== WHAT THE TASK ASKS ==
Pick out the lines in the listing below that contain the word "name" and copy them.

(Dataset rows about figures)

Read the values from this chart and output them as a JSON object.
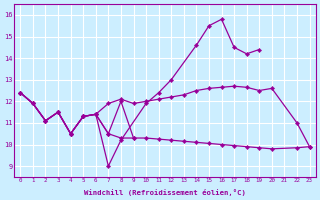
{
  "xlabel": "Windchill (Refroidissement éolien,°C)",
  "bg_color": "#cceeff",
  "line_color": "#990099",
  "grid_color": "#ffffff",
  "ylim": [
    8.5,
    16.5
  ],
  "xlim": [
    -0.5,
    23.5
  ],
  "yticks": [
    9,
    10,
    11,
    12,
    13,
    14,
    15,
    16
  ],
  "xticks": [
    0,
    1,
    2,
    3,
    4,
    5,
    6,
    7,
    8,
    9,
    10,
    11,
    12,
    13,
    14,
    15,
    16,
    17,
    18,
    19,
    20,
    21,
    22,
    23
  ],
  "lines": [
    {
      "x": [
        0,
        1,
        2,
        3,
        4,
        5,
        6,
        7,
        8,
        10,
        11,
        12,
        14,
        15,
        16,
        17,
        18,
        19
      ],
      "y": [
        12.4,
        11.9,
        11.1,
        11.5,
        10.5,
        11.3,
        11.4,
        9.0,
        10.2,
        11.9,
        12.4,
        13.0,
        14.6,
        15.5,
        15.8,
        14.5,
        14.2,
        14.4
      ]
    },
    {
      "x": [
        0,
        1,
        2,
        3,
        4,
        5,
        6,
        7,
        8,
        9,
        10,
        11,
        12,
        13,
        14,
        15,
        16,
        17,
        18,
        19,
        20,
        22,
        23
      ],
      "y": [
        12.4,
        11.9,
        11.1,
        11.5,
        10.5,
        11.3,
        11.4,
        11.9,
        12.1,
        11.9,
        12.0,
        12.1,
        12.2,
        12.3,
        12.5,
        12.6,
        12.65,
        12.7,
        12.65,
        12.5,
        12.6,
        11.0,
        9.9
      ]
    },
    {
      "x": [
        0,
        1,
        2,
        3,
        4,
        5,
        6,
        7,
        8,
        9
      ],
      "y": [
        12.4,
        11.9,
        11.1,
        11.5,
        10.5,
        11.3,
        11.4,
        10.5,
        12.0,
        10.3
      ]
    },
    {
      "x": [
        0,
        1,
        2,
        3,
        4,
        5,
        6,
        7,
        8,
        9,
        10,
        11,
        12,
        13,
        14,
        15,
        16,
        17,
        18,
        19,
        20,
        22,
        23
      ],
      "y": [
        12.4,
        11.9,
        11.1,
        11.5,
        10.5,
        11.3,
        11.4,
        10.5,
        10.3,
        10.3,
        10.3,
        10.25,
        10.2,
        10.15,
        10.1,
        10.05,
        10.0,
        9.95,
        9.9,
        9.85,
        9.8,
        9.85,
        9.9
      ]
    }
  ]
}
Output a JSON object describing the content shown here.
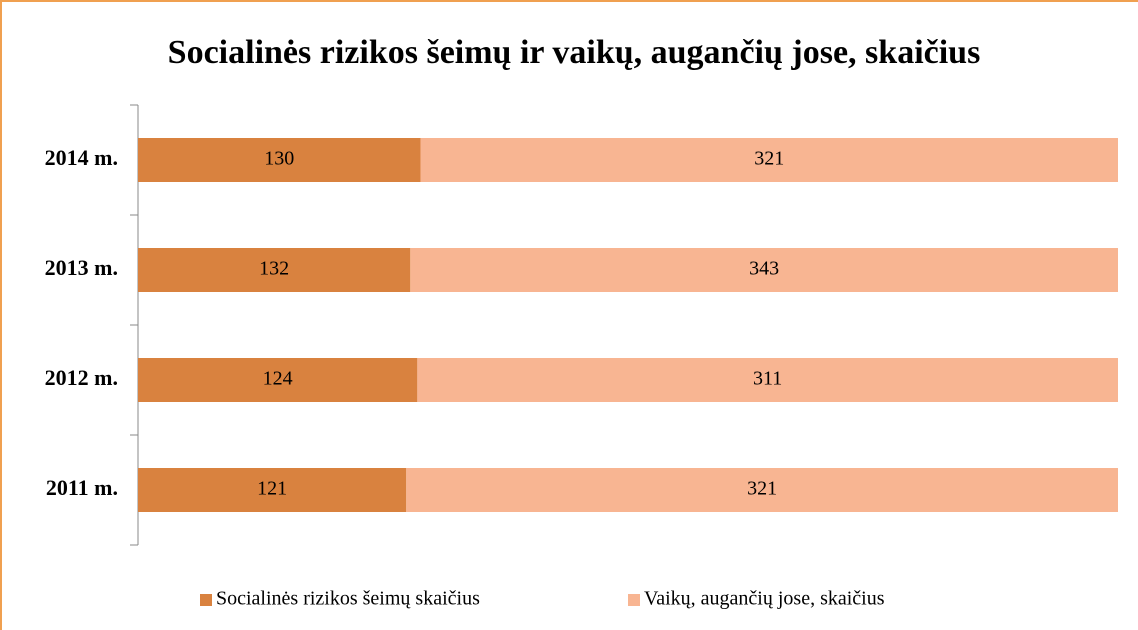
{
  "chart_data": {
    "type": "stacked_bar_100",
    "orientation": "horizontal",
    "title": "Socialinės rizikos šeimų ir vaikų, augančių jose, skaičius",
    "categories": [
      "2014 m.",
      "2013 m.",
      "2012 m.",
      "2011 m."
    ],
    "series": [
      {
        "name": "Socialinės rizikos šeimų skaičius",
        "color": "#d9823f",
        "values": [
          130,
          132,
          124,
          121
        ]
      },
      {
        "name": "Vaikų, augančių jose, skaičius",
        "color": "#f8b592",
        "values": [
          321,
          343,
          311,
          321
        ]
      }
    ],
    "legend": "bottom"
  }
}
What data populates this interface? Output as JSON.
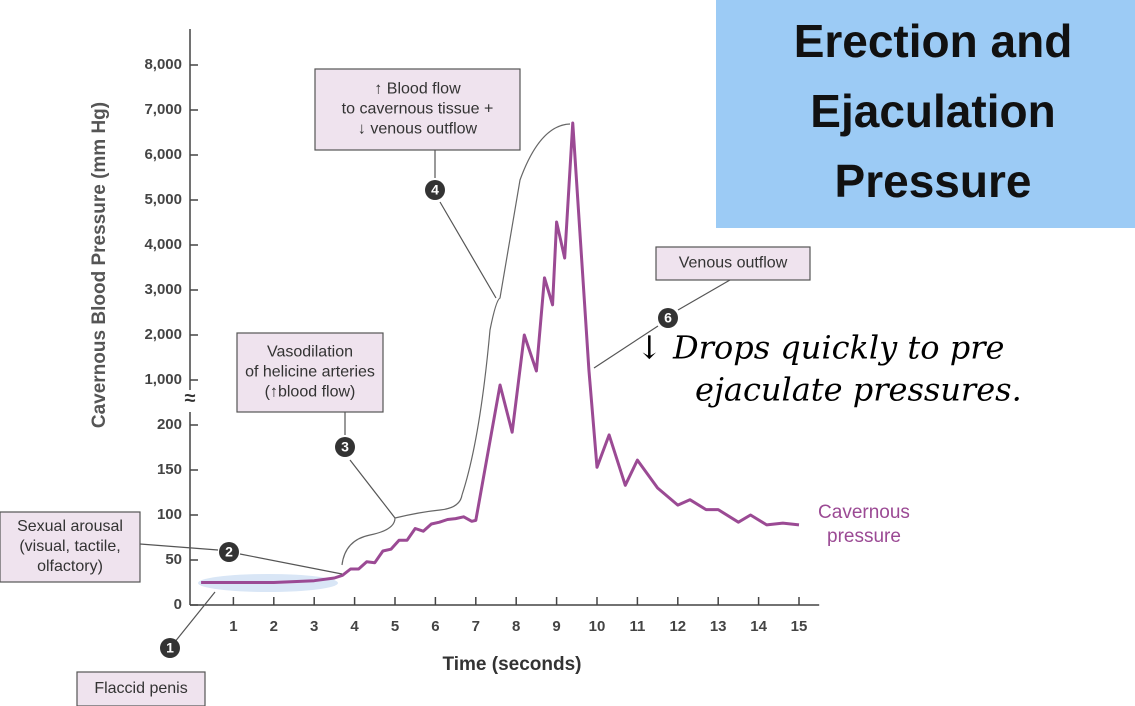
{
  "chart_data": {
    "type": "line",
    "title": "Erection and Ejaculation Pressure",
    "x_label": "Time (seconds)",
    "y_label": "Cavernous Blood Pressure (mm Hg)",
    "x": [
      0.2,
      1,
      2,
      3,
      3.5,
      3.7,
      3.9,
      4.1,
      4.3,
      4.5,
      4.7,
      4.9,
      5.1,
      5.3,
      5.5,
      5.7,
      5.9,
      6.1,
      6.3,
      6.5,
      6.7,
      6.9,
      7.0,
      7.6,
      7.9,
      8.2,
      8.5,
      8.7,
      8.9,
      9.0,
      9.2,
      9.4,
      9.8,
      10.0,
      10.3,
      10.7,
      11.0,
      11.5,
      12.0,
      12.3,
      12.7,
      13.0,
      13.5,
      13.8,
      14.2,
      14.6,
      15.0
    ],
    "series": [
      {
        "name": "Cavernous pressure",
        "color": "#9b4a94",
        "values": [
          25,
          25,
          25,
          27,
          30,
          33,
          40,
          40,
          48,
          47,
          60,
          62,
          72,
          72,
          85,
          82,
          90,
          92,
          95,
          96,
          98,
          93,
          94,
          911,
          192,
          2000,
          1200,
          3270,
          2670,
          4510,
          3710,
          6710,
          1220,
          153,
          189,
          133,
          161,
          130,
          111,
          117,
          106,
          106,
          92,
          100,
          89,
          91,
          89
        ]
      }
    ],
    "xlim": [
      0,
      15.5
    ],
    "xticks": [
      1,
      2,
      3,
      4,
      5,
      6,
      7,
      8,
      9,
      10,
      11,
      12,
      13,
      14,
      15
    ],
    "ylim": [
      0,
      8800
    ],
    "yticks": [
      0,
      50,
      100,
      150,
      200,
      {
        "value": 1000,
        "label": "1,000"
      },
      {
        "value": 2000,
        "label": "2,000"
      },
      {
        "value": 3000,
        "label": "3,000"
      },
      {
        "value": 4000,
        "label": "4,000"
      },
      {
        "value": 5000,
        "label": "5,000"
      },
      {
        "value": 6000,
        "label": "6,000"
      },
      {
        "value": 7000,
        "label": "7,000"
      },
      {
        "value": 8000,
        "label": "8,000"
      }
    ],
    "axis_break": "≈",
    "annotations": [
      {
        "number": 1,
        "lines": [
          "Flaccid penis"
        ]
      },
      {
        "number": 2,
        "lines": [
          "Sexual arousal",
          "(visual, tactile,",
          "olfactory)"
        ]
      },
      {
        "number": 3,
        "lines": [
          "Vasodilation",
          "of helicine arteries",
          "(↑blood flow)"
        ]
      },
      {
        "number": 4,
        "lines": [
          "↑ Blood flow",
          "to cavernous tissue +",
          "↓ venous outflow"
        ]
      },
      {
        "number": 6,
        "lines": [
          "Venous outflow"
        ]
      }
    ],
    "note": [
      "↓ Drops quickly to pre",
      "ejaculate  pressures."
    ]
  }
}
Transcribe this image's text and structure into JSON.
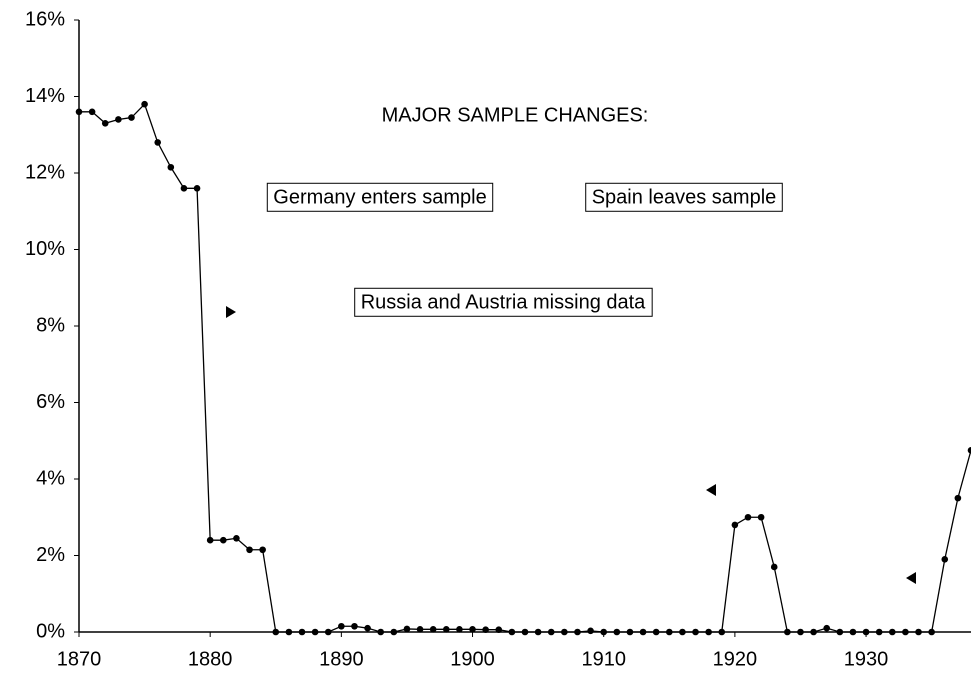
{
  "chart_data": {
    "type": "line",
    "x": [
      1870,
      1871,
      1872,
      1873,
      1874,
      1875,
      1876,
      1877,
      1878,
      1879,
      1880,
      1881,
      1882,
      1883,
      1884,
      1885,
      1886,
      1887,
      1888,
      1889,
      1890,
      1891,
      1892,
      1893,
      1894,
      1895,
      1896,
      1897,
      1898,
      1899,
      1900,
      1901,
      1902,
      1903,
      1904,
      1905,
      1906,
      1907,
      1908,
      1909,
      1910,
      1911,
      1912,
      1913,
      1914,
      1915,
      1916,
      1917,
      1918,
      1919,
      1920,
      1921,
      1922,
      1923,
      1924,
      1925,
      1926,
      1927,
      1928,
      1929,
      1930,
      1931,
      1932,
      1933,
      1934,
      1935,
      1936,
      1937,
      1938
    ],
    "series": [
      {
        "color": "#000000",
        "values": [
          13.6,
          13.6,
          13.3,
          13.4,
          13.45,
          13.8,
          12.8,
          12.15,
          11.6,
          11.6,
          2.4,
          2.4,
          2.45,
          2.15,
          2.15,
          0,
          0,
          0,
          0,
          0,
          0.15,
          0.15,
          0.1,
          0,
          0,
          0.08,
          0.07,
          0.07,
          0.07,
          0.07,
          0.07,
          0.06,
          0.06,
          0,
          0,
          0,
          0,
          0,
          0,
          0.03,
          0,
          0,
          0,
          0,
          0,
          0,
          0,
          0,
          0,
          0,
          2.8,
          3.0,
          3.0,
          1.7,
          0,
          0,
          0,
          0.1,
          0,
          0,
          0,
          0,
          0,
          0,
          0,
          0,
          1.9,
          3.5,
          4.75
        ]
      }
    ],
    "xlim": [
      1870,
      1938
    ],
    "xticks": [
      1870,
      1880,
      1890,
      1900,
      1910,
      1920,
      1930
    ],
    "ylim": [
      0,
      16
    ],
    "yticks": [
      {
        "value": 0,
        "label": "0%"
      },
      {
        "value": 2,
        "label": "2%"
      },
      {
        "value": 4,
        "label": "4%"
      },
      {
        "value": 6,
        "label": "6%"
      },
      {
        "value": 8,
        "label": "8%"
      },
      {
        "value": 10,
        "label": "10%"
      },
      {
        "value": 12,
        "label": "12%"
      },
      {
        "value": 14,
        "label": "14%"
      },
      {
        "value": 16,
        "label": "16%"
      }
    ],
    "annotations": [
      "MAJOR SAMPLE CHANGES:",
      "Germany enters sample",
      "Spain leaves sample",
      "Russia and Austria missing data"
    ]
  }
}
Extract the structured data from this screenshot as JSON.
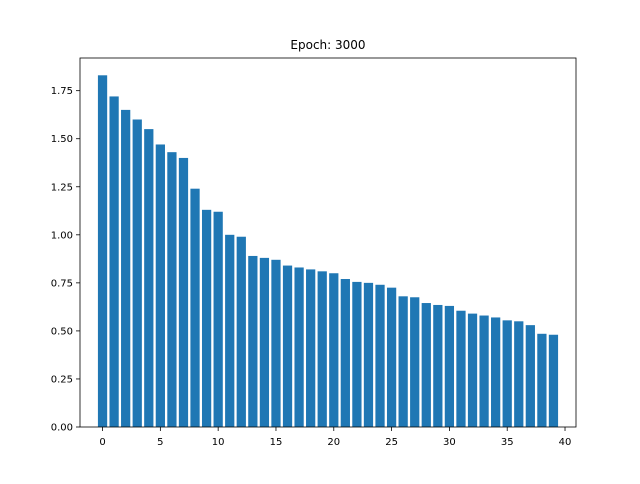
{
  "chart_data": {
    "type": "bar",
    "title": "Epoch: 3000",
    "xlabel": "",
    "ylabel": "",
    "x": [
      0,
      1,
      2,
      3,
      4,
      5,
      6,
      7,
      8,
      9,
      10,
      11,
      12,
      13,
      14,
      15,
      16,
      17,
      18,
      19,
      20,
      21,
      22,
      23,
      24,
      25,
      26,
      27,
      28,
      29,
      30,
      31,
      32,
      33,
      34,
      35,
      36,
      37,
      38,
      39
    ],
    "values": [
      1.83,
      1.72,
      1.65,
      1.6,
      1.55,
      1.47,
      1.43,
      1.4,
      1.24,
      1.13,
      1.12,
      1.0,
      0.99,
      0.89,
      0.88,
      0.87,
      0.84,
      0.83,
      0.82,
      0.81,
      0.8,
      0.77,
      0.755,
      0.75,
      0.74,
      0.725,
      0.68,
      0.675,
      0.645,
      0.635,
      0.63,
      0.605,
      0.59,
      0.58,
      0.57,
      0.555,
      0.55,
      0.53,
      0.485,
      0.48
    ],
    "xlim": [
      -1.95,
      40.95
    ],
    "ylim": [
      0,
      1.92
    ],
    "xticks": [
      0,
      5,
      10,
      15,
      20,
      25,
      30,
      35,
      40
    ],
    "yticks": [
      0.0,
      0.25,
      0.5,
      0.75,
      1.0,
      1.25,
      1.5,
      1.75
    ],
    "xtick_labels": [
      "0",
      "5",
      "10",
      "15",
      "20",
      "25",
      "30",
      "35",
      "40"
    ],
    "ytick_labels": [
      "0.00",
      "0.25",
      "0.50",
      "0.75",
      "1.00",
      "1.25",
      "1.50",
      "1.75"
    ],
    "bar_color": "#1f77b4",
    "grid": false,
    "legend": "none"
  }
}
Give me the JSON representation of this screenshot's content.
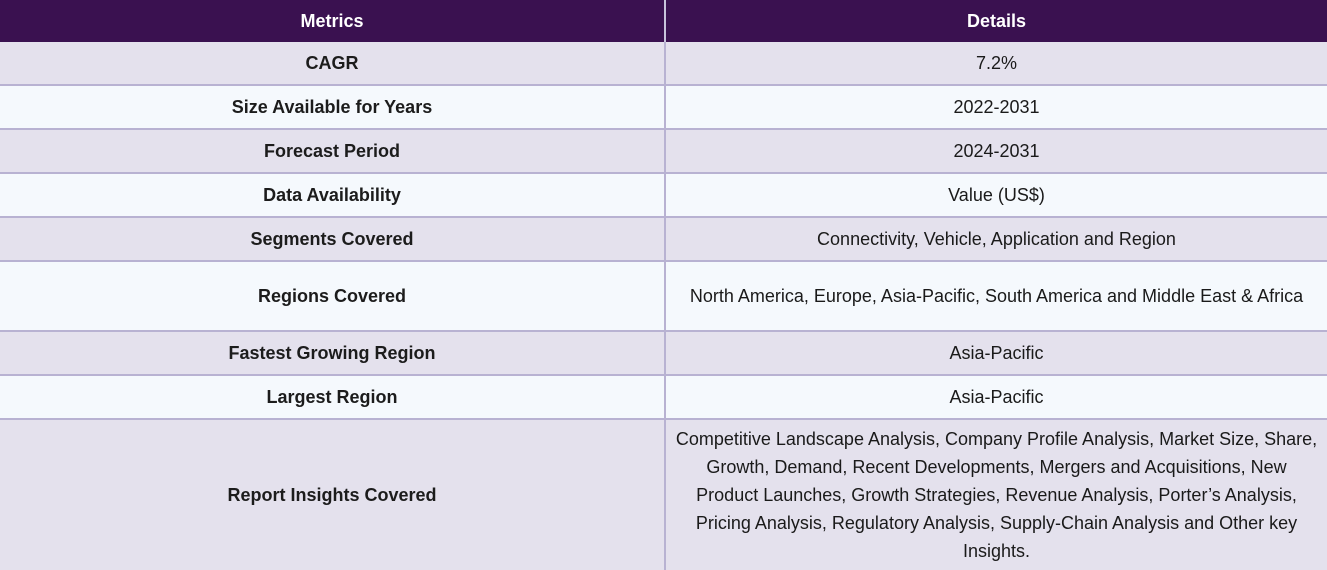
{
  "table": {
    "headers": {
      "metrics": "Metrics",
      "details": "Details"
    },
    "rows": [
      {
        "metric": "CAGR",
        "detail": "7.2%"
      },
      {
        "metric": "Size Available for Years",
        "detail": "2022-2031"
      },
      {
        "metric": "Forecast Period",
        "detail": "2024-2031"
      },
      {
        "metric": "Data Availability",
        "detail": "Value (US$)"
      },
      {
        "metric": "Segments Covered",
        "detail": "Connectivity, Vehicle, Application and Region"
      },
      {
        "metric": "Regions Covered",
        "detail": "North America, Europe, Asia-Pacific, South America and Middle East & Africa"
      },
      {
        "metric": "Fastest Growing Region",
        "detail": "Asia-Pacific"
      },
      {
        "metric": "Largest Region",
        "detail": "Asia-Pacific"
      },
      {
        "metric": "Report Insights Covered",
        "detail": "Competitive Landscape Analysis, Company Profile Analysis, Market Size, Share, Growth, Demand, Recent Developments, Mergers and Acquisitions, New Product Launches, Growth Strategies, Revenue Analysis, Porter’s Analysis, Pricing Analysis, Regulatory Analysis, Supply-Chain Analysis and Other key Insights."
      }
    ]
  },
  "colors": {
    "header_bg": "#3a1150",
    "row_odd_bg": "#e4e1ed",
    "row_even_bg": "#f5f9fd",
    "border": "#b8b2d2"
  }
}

== IN RESPONSE ==
        "name": "Socialinės rizikos šeimų skaičius",
        "name": "Vaikų, augančių jose, skaičius",
        "name": "Cavernous pressure",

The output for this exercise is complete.